---------- Records for processing

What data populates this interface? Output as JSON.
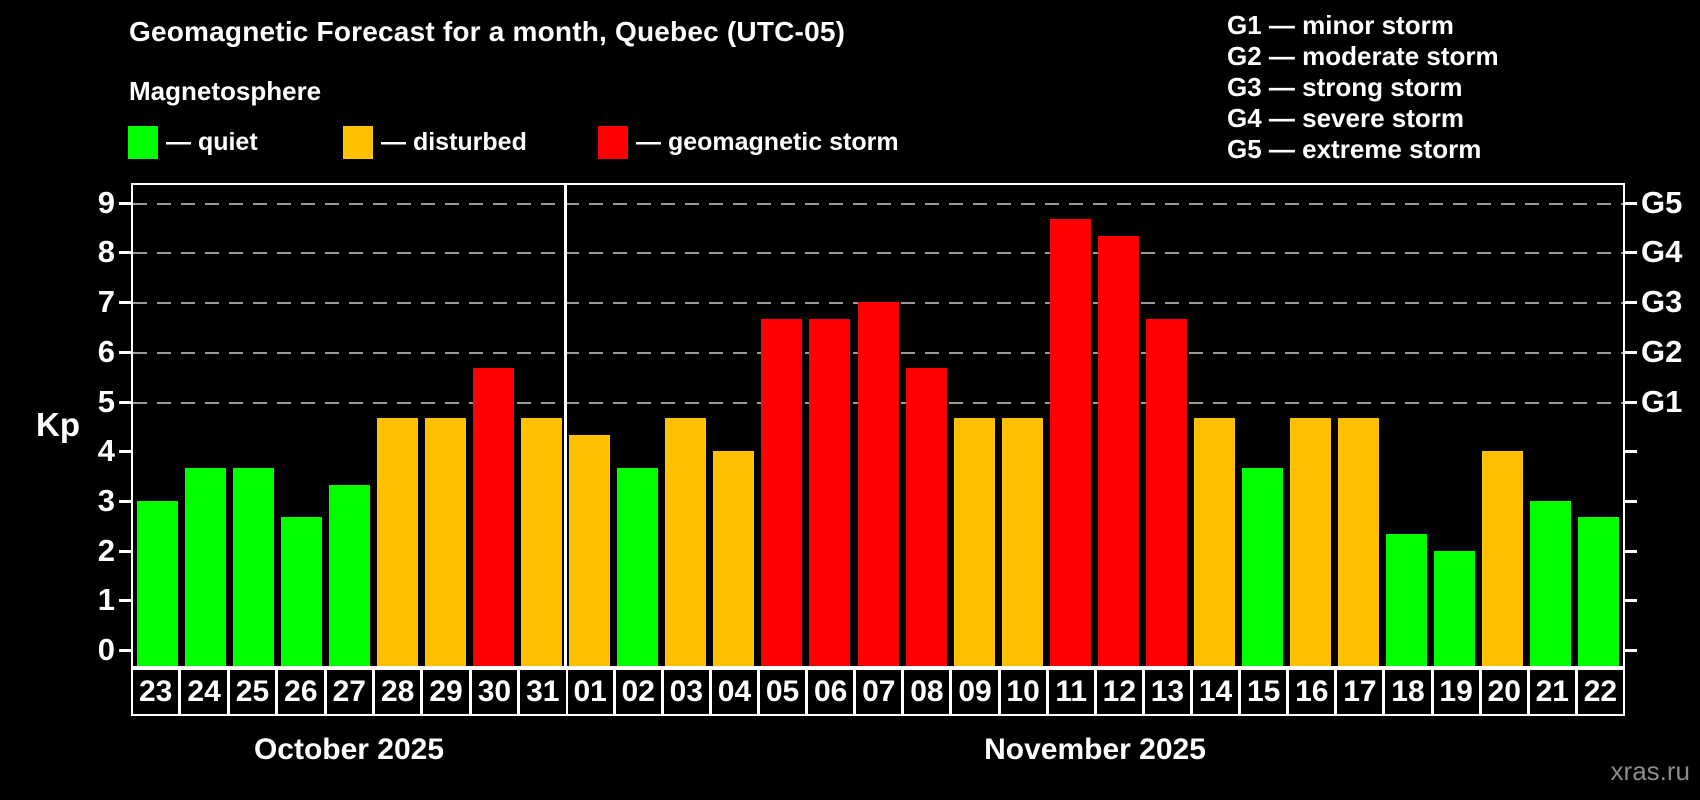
{
  "title": "Geomagnetic Forecast for a month, Quebec (UTC-05)",
  "subtitle": "Magnetosphere",
  "legend": {
    "items": [
      {
        "key": "quiet",
        "label": "— quiet"
      },
      {
        "key": "disturbed",
        "label": "— disturbed"
      },
      {
        "key": "storm",
        "label": "— geomagnetic storm"
      }
    ]
  },
  "g_legend": [
    "G1 — minor storm",
    "G2 — moderate storm",
    "G3 — strong storm",
    "G4 — severe storm",
    "G5 — extreme storm"
  ],
  "watermark": "xras.ru",
  "chart_data": {
    "type": "bar",
    "title": "Geomagnetic Forecast for a month, Quebec (UTC-05)",
    "ylabel": "Kp",
    "ylim": [
      0,
      9.4
    ],
    "y_ticks": [
      0,
      1,
      2,
      3,
      4,
      5,
      6,
      7,
      8,
      9
    ],
    "grid_levels": [
      5,
      6,
      7,
      8,
      9
    ],
    "right_axis_labels": {
      "5": "G1",
      "6": "G2",
      "7": "G3",
      "8": "G4",
      "9": "G5"
    },
    "legend_position": "top-left",
    "grid": "dashed-horizontal-at-storm-levels",
    "status_colors": {
      "quiet": "#00ff00",
      "disturbed": "#ffc000",
      "storm": "#ff0000"
    },
    "axis_color": "#ffffff",
    "gridline_color": "#999999",
    "background_color": "#000000",
    "sections": [
      {
        "label": "October 2025",
        "days": [
          {
            "date": "23",
            "kp": 3.0,
            "status": "quiet"
          },
          {
            "date": "24",
            "kp": 3.67,
            "status": "quiet"
          },
          {
            "date": "25",
            "kp": 3.67,
            "status": "quiet"
          },
          {
            "date": "26",
            "kp": 2.67,
            "status": "quiet"
          },
          {
            "date": "27",
            "kp": 3.33,
            "status": "quiet"
          },
          {
            "date": "28",
            "kp": 4.67,
            "status": "disturbed"
          },
          {
            "date": "29",
            "kp": 4.67,
            "status": "disturbed"
          },
          {
            "date": "30",
            "kp": 5.67,
            "status": "storm"
          },
          {
            "date": "31",
            "kp": 4.67,
            "status": "disturbed"
          }
        ]
      },
      {
        "label": "November 2025",
        "days": [
          {
            "date": "01",
            "kp": 4.33,
            "status": "disturbed"
          },
          {
            "date": "02",
            "kp": 3.67,
            "status": "quiet"
          },
          {
            "date": "03",
            "kp": 4.67,
            "status": "disturbed"
          },
          {
            "date": "04",
            "kp": 4.0,
            "status": "disturbed"
          },
          {
            "date": "05",
            "kp": 6.67,
            "status": "storm"
          },
          {
            "date": "06",
            "kp": 6.67,
            "status": "storm"
          },
          {
            "date": "07",
            "kp": 7.0,
            "status": "storm"
          },
          {
            "date": "08",
            "kp": 5.67,
            "status": "storm"
          },
          {
            "date": "09",
            "kp": 4.67,
            "status": "disturbed"
          },
          {
            "date": "10",
            "kp": 4.67,
            "status": "disturbed"
          },
          {
            "date": "11",
            "kp": 8.67,
            "status": "storm"
          },
          {
            "date": "12",
            "kp": 8.33,
            "status": "storm"
          },
          {
            "date": "13",
            "kp": 6.67,
            "status": "storm"
          },
          {
            "date": "14",
            "kp": 4.67,
            "status": "disturbed"
          },
          {
            "date": "15",
            "kp": 3.67,
            "status": "quiet"
          },
          {
            "date": "16",
            "kp": 4.67,
            "status": "disturbed"
          },
          {
            "date": "17",
            "kp": 4.67,
            "status": "disturbed"
          },
          {
            "date": "18",
            "kp": 2.33,
            "status": "quiet"
          },
          {
            "date": "19",
            "kp": 2.0,
            "status": "quiet"
          },
          {
            "date": "20",
            "kp": 4.0,
            "status": "disturbed"
          },
          {
            "date": "21",
            "kp": 3.0,
            "status": "quiet"
          },
          {
            "date": "22",
            "kp": 2.67,
            "status": "quiet"
          }
        ]
      }
    ]
  }
}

--------------------

Problem description
Check each line of the material above for "Quebec" and say how many lines contain it, giving the number alone.

Solution to the problem
2